**EXERCISE DETAILS**
Work out the number of lines with the word "structured" in the material below, then reply with that number only.

┄┄┄┄┄┄┄┄┄┄┄┄┄┄┄┄┄┄┄┄

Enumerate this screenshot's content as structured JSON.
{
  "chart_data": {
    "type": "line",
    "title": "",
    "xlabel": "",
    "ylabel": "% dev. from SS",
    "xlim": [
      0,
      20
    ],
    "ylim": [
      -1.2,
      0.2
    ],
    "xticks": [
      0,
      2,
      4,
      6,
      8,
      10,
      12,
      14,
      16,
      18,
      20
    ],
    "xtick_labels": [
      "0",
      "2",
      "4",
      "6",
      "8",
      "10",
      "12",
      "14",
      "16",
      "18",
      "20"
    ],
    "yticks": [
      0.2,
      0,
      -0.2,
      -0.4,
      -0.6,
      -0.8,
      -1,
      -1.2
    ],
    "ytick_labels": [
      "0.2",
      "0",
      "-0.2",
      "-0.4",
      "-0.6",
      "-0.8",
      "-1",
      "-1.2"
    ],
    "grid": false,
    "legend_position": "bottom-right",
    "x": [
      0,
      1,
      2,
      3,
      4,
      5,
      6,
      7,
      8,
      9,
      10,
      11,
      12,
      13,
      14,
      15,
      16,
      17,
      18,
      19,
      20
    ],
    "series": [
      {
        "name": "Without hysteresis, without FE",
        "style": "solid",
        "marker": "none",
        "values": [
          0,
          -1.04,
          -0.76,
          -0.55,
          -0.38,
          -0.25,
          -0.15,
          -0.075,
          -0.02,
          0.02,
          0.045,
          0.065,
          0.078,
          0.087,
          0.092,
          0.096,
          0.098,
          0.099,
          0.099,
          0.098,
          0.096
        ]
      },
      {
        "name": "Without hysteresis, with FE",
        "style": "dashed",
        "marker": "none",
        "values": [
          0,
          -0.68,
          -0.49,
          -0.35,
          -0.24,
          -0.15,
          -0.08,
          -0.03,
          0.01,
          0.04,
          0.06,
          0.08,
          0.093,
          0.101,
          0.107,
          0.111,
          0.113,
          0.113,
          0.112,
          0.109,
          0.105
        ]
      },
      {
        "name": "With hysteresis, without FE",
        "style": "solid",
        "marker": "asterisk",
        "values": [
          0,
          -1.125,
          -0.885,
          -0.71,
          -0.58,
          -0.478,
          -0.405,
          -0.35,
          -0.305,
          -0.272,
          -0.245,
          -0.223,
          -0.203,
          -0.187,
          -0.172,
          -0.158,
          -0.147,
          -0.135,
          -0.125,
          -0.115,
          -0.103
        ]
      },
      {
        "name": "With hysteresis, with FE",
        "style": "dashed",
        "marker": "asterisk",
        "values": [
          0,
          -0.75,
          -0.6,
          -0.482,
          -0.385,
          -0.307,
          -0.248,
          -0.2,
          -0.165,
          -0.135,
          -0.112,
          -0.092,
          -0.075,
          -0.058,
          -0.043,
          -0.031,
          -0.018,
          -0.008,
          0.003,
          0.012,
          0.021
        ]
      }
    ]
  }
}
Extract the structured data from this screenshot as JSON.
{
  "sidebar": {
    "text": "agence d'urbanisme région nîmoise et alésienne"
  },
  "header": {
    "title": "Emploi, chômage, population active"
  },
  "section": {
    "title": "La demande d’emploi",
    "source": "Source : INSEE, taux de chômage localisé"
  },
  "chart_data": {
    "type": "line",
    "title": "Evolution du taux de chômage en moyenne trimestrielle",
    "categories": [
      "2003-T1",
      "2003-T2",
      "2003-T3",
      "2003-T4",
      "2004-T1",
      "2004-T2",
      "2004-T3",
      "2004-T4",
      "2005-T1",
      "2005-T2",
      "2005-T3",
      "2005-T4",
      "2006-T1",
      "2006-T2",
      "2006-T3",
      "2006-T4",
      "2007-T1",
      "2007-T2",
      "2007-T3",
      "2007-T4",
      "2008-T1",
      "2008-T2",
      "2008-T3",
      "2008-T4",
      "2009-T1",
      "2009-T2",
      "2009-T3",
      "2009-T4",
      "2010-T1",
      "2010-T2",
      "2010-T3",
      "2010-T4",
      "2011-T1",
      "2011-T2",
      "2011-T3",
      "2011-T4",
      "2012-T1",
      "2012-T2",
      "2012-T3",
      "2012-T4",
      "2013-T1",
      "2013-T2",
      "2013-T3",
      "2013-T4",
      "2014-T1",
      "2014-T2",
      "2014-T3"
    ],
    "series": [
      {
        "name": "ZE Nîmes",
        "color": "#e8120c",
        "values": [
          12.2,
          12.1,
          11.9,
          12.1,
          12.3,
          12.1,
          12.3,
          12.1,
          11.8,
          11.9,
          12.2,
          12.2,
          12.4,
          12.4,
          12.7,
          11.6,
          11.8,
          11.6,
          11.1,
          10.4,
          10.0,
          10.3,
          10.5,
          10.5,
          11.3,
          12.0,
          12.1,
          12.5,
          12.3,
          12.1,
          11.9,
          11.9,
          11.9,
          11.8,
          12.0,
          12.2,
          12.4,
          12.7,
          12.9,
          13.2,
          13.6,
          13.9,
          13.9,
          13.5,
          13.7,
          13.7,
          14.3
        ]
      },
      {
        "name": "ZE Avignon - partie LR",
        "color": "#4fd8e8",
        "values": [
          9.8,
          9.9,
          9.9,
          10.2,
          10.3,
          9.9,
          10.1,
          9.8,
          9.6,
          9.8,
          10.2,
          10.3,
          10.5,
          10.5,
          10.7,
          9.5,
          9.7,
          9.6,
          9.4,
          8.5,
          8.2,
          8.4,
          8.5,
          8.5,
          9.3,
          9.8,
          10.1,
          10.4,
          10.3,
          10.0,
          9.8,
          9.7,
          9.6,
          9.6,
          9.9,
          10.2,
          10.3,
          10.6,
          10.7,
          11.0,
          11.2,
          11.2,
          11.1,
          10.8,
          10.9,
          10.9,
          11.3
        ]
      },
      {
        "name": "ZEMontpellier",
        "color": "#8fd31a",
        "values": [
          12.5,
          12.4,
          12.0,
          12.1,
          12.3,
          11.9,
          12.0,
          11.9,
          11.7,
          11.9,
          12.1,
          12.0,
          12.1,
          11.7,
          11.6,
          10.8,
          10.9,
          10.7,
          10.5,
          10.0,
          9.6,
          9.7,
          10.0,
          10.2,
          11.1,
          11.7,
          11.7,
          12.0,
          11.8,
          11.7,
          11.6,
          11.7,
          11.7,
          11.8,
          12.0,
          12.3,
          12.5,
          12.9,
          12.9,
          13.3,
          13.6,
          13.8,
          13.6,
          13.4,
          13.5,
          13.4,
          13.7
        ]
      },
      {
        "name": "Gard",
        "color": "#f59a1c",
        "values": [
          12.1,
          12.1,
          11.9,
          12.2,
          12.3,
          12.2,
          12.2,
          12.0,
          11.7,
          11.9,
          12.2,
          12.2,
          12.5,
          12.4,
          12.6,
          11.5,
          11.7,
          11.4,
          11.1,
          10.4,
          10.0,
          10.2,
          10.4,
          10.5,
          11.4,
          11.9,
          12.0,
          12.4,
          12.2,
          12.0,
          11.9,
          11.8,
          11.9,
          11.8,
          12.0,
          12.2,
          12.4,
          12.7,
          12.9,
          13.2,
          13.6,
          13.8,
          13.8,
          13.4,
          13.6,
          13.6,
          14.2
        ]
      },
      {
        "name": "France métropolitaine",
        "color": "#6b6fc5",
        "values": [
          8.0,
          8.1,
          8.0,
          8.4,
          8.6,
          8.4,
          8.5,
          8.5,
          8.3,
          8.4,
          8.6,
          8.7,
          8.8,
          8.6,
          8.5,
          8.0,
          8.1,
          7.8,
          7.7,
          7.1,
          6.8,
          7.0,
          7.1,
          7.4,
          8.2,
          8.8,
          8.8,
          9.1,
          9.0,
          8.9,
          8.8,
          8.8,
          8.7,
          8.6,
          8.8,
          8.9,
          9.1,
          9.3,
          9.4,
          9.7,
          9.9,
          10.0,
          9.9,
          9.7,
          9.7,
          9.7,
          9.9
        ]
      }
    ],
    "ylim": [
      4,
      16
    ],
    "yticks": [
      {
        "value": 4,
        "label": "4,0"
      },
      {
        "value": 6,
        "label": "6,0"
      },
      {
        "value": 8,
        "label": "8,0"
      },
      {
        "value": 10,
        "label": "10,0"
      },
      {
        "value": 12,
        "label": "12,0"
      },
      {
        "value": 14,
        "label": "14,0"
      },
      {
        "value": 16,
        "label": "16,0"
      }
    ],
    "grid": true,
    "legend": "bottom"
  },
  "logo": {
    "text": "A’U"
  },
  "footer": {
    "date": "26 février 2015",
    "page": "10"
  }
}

┄┄┄┄┄┄┄┄┄┄┄┄┄┄┄┄┄┄┄┄

**RESULT OF THE EXERCISE**
2